DATA LINES:

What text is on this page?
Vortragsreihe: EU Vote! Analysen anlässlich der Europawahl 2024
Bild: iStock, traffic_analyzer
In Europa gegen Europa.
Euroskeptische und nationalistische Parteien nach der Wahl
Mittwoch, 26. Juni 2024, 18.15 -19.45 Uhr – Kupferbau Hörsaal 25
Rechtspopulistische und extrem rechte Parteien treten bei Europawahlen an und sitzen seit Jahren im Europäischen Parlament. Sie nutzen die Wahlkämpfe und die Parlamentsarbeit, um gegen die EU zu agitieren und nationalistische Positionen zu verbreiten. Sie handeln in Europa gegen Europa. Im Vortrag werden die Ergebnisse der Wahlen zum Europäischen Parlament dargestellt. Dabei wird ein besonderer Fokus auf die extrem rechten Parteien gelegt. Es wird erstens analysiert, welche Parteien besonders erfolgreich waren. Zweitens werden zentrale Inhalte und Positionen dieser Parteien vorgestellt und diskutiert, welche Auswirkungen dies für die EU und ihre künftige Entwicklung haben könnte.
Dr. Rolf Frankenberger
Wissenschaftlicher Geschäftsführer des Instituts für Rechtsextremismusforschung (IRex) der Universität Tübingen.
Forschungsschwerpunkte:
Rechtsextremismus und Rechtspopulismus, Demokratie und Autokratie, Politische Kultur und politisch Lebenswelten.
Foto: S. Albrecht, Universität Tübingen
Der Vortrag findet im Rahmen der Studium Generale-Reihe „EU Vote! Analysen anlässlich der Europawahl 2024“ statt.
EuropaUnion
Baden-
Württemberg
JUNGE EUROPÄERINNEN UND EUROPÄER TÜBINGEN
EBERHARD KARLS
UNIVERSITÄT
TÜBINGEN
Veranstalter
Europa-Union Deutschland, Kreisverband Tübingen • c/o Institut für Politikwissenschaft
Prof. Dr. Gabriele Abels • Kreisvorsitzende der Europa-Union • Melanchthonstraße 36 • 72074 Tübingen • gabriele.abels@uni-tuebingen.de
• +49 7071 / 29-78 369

INSTRUCTIONS FOR THE TASK: Quote every record above exactly.

RESPONSE TO THIS EXERCISE:
What text is on this page?
Vortragsreihe: EU Vote! Analysen anlässlich der Europawahl 2024
Bild: iStock, traffic_analyzer
In Europa gegen Europa.
Euroskeptische und nationalistische Parteien nach der Wahl
Mittwoch, 26. Juni 2024, 18.15 -19.45 Uhr – Kupferbau Hörsaal 25
Rechtspopulistische und extrem rechte Parteien treten bei Europawahlen an und sitzen seit Jahren im Europäischen Parlament. Sie nutzen die Wahlkämpfe und die Parlamentsarbeit, um gegen die EU zu agitieren und nationalistische Positionen zu verbreiten. Sie handeln in Europa gegen Europa. Im Vortrag werden die Ergebnisse der Wahlen zum Europäischen Parlament dargestellt. Dabei wird ein besonderer Fokus auf die extrem rechten Parteien gelegt. Es wird erstens analysiert, welche Parteien besonders erfolgreich waren. Zweitens werden zentrale Inhalte und Positionen dieser Parteien vorgestellt und diskutiert, welche Auswirkungen dies für die EU und ihre künftige Entwicklung haben könnte.
Dr. Rolf Frankenberger
Wissenschaftlicher Geschäftsführer des Instituts für Rechtsextremismusforschung (IRex) der Universität Tübingen.
Forschungsschwerpunkte:
Rechtsextremismus und Rechtspopulismus, Demokratie und Autokratie, Politische Kultur und politisch Lebenswelten.
Foto: S. Albrecht, Universität Tübingen
Der Vortrag findet im Rahmen der Studium Generale-Reihe „EU Vote! Analysen anlässlich der Europawahl 2024“ statt.
EuropaUnion
Baden-
Württemberg
JUNGE EUROPÄERINNEN UND EUROPÄER TÜBINGEN
EBERHARD KARLS
UNIVERSITÄT
TÜBINGEN
Veranstalter
Europa-Union Deutschland, Kreisverband Tübingen • c/o Institut für Politikwissenschaft
Prof. Dr. Gabriele Abels • Kreisvorsitzende der Europa-Union • Melanchthonstraße 36 • 72074 Tübingen • gabriele.abels@uni-tuebingen.de
• +49 7071 / 29-78 369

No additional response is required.